[WHAT YOU NEED TO DO]:
Check each line for the word "Trezicka" and give how many have it. Say nothing else.

[AVAILABLE DATA]:
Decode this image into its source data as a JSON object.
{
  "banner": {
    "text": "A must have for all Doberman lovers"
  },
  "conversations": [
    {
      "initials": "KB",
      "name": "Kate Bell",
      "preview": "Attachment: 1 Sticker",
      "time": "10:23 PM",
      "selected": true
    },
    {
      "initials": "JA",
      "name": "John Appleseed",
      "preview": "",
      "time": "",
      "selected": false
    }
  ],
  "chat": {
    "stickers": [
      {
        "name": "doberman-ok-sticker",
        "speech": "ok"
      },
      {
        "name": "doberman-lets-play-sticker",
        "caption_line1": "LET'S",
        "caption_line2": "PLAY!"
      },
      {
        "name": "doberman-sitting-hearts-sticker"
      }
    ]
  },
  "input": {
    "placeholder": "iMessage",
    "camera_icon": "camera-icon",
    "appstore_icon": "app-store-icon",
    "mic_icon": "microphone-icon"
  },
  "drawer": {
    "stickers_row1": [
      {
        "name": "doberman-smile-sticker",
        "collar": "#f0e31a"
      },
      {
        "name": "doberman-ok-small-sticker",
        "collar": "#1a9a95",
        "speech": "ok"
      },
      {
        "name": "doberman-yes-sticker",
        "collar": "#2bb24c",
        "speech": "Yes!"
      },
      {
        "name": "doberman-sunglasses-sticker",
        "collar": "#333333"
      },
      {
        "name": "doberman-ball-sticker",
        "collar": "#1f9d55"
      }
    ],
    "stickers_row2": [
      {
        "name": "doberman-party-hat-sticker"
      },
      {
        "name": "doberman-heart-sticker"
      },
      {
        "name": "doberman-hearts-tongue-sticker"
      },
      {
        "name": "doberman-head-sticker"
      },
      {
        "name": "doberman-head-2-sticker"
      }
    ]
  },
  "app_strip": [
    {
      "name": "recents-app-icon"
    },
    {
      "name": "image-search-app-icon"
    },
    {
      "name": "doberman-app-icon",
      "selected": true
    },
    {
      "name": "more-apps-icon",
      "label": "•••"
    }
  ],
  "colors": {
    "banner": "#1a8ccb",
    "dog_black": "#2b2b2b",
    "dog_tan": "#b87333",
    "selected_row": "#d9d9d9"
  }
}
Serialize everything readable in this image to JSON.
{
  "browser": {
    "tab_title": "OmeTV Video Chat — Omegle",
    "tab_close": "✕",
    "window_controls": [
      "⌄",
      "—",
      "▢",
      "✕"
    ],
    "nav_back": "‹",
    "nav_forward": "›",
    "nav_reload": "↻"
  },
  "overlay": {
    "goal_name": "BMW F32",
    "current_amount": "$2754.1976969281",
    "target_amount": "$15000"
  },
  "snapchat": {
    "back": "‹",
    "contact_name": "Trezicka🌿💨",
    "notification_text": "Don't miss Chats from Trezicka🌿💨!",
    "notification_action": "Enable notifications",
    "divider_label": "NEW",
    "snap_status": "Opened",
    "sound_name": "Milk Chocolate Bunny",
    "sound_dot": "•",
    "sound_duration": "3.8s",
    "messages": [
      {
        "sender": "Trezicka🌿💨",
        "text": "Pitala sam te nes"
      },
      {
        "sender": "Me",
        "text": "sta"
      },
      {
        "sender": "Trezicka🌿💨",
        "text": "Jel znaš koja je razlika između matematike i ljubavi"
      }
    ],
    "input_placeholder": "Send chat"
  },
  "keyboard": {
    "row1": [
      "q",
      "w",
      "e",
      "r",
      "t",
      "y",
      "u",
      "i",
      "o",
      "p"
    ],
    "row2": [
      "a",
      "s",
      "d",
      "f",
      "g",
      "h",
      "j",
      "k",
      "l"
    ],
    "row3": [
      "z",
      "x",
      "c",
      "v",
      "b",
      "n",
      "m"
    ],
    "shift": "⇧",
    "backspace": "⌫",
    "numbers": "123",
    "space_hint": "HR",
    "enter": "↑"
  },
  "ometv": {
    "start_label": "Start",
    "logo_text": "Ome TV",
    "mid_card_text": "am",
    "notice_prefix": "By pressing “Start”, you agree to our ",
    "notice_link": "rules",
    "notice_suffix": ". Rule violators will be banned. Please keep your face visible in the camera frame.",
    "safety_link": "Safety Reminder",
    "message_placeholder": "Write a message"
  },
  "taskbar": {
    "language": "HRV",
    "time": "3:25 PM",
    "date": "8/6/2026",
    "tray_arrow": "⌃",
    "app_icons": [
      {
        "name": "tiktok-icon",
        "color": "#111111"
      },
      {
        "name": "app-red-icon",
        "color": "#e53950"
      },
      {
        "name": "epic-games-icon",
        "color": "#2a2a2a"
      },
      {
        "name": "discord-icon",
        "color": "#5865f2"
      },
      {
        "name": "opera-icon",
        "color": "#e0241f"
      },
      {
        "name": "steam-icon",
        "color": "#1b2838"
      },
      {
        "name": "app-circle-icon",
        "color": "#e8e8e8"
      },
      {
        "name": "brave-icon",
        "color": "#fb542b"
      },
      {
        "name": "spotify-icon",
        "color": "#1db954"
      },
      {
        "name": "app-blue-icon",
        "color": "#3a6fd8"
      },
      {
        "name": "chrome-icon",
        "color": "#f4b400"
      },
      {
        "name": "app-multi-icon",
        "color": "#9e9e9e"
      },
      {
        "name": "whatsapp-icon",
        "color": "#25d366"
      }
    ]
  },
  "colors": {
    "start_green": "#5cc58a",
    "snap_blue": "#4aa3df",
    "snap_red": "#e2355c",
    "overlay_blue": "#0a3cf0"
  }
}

[COMPLETE OUTPUT]:
4